--- begin ---

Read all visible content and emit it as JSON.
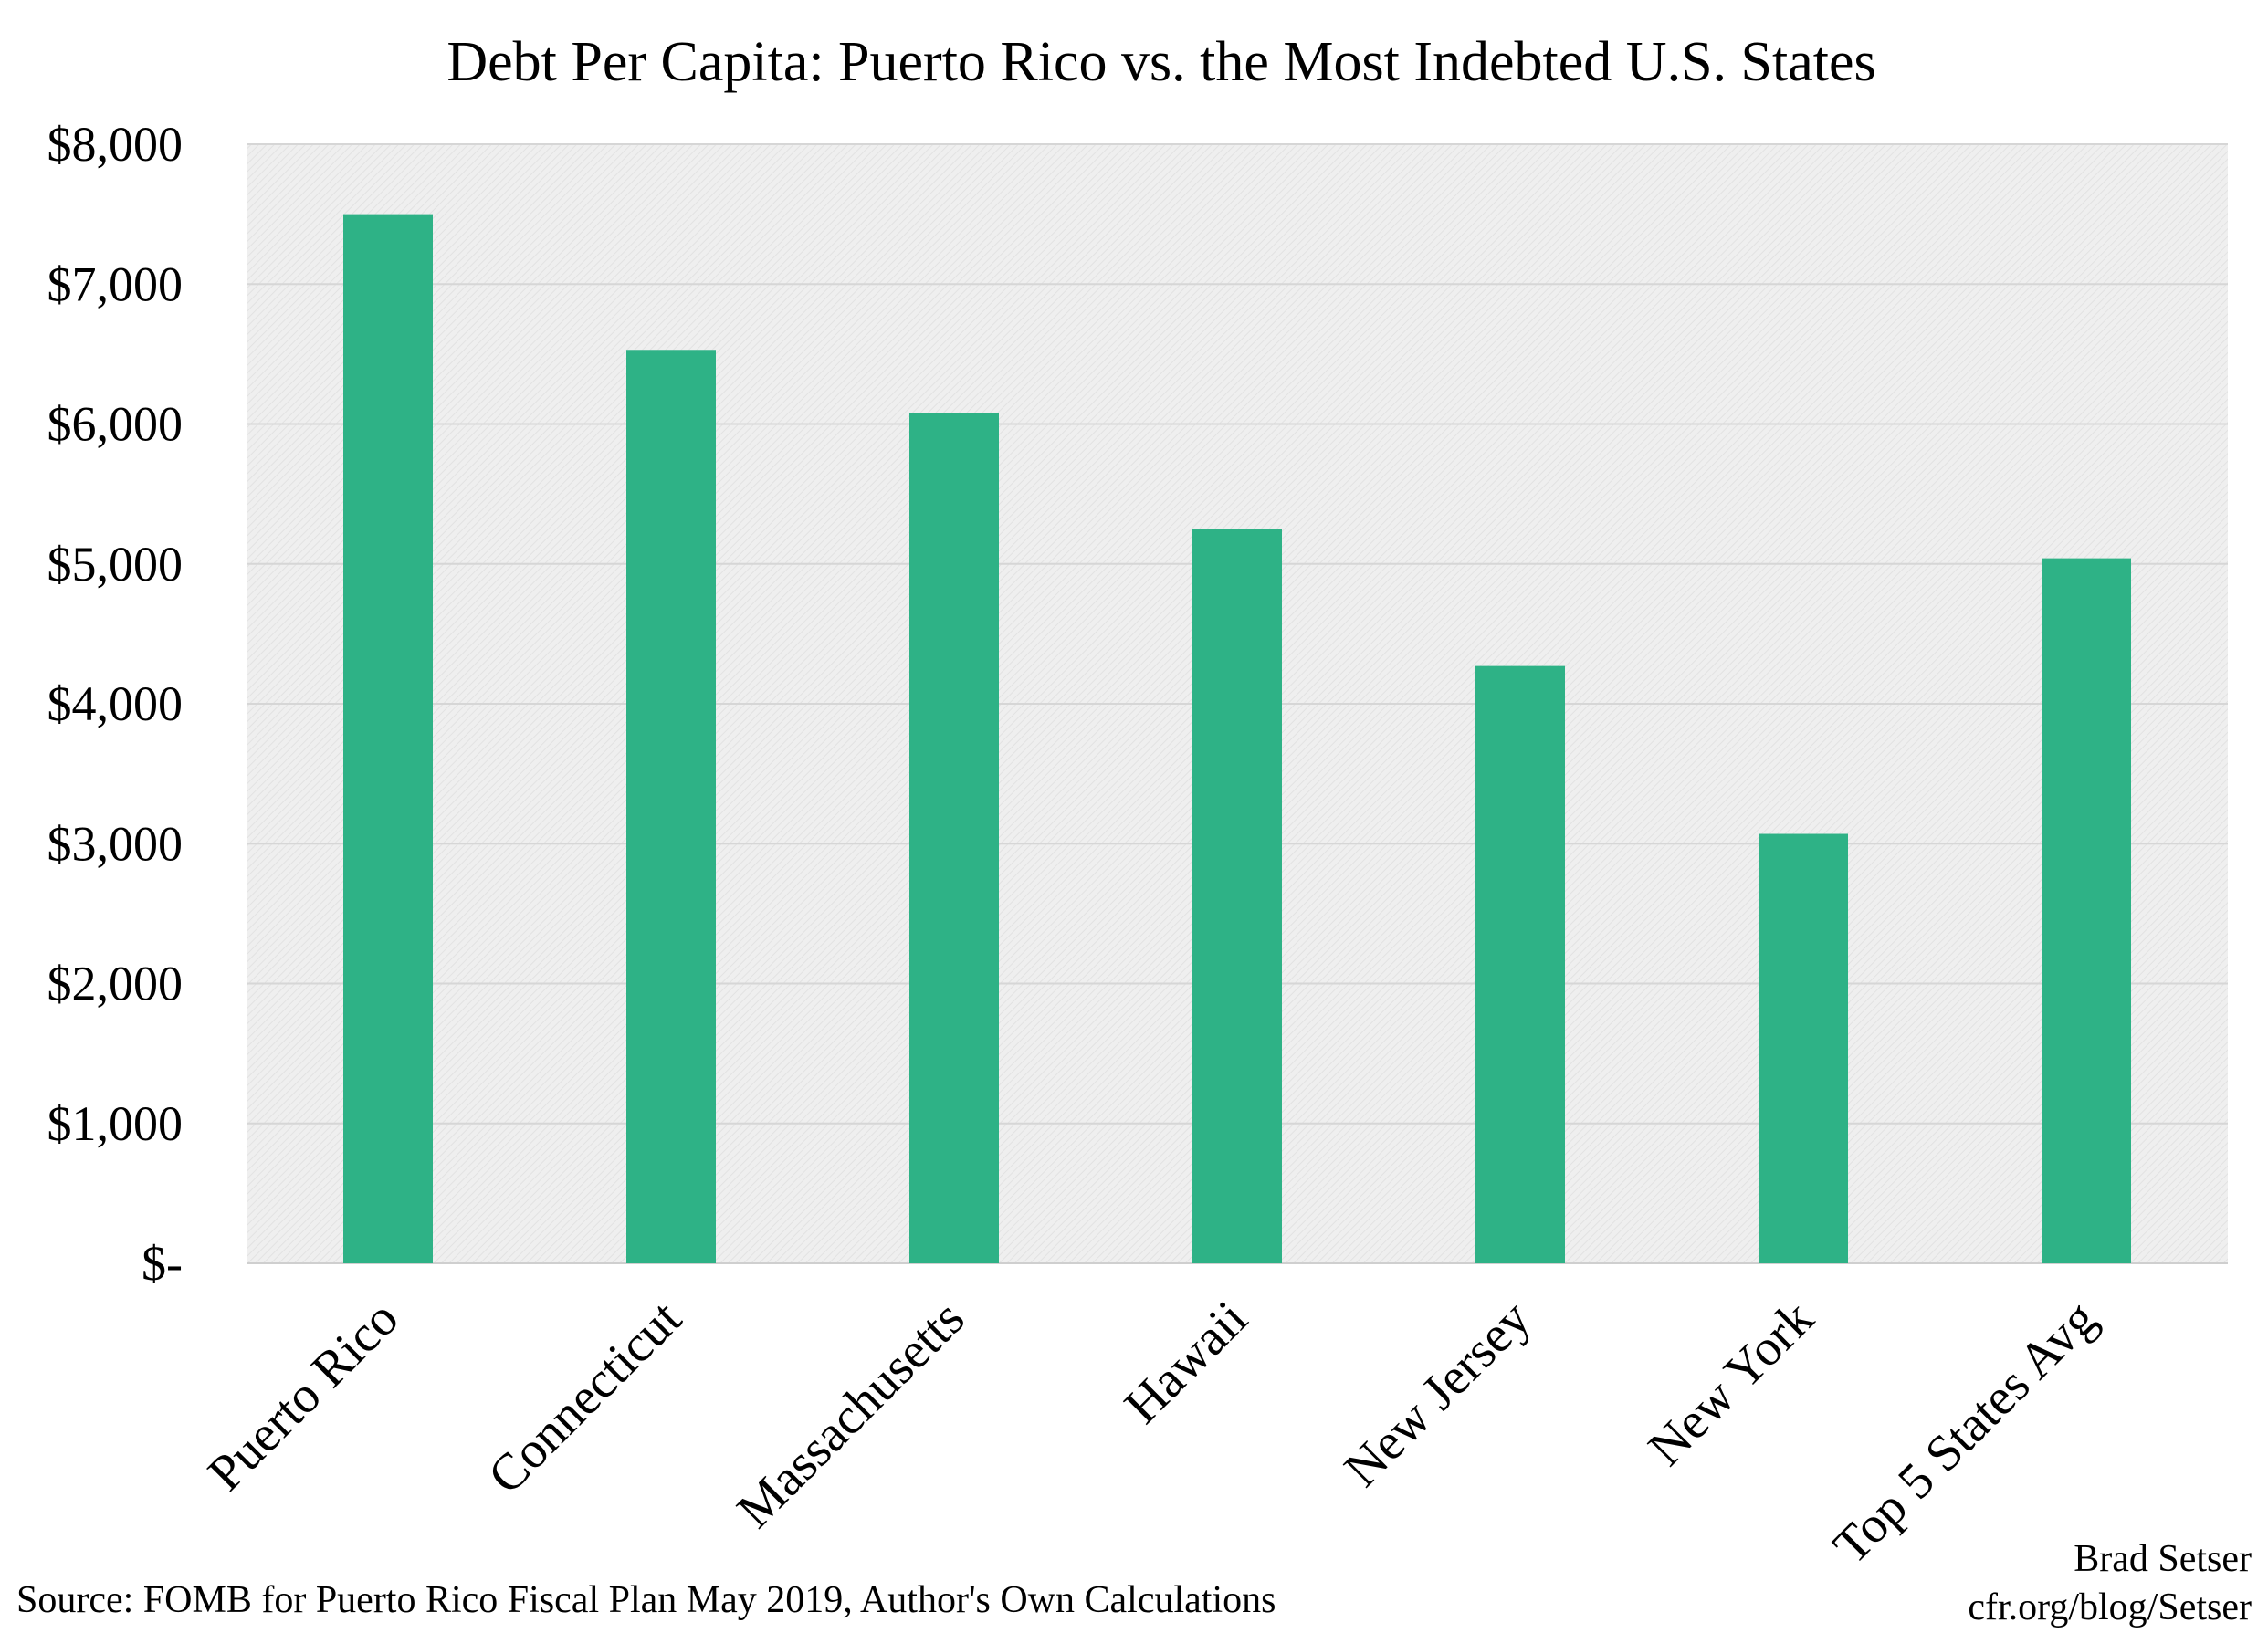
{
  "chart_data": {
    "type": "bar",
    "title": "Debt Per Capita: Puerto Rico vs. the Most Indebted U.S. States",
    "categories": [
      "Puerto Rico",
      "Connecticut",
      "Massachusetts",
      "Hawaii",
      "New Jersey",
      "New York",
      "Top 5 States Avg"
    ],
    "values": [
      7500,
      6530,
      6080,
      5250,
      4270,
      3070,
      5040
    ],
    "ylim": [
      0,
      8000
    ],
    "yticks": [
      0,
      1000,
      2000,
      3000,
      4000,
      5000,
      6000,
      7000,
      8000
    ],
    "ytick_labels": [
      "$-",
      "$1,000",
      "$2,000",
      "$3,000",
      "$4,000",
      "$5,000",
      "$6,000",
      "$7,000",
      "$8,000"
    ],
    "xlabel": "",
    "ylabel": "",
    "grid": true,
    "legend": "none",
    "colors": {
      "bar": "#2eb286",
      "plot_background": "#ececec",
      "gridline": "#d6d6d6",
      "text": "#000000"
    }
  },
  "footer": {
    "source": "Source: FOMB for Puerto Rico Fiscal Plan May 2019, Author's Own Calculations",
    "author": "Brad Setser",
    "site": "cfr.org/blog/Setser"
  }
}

--- end ---

Stated problem
Leave out the pictures and print every line of the data exactly.

Result
Read all visible content and emit it as JSON.
{
  "chart_data": {
    "type": "bar",
    "title": "Debt Per Capita: Puerto Rico vs. the Most Indebted U.S. States",
    "categories": [
      "Puerto Rico",
      "Connecticut",
      "Massachusetts",
      "Hawaii",
      "New Jersey",
      "New York",
      "Top 5 States Avg"
    ],
    "values": [
      7500,
      6530,
      6080,
      5250,
      4270,
      3070,
      5040
    ],
    "ylim": [
      0,
      8000
    ],
    "yticks": [
      0,
      1000,
      2000,
      3000,
      4000,
      5000,
      6000,
      7000,
      8000
    ],
    "ytick_labels": [
      "$-",
      "$1,000",
      "$2,000",
      "$3,000",
      "$4,000",
      "$5,000",
      "$6,000",
      "$7,000",
      "$8,000"
    ],
    "xlabel": "",
    "ylabel": "",
    "grid": true,
    "legend": "none",
    "colors": {
      "bar": "#2eb286",
      "plot_background": "#ececec",
      "gridline": "#d6d6d6",
      "text": "#000000"
    }
  },
  "footer": {
    "source": "Source: FOMB for Puerto Rico Fiscal Plan May 2019, Author's Own Calculations",
    "author": "Brad Setser",
    "site": "cfr.org/blog/Setser"
  }
}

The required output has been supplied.